Stored records
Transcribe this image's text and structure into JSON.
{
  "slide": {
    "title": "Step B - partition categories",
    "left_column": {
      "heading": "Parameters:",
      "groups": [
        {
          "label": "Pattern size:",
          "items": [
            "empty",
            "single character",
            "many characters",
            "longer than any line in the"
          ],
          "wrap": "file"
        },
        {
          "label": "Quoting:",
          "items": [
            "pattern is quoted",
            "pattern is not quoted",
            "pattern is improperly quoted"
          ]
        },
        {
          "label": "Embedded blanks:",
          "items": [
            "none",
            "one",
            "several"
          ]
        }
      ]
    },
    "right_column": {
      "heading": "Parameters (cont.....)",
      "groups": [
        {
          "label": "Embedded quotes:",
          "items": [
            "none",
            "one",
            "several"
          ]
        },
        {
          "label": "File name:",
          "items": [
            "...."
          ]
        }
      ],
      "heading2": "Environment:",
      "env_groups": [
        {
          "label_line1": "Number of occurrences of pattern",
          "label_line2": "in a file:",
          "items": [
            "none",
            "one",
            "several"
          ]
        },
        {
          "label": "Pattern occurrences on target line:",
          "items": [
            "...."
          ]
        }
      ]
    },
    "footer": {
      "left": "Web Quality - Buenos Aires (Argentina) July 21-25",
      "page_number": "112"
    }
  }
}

* **Given exercise**: Output the records above in their entirety, exactly.

* **Result of the task**:
Transcribe this image's text and structure into JSON.
{
  "slide": {
    "title": "Step B - partition categories",
    "left_column": {
      "heading": "Parameters:",
      "groups": [
        {
          "label": "Pattern size:",
          "items": [
            "empty",
            "single character",
            "many characters",
            "longer than any line in the"
          ],
          "wrap": "file"
        },
        {
          "label": "Quoting:",
          "items": [
            "pattern is quoted",
            "pattern is not quoted",
            "pattern is improperly quoted"
          ]
        },
        {
          "label": "Embedded blanks:",
          "items": [
            "none",
            "one",
            "several"
          ]
        }
      ]
    },
    "right_column": {
      "heading": "Parameters (cont.....)",
      "groups": [
        {
          "label": "Embedded quotes:",
          "items": [
            "none",
            "one",
            "several"
          ]
        },
        {
          "label": "File name:",
          "items": [
            "...."
          ]
        }
      ],
      "heading2": "Environment:",
      "env_groups": [
        {
          "label_line1": "Number of occurrences of pattern",
          "label_line2": "in a file:",
          "items": [
            "none",
            "one",
            "several"
          ]
        },
        {
          "label": "Pattern occurrences on target line:",
          "items": [
            "...."
          ]
        }
      ]
    },
    "footer": {
      "left": "Web Quality - Buenos Aires (Argentina) July 21-25",
      "page_number": "112"
    }
  }
}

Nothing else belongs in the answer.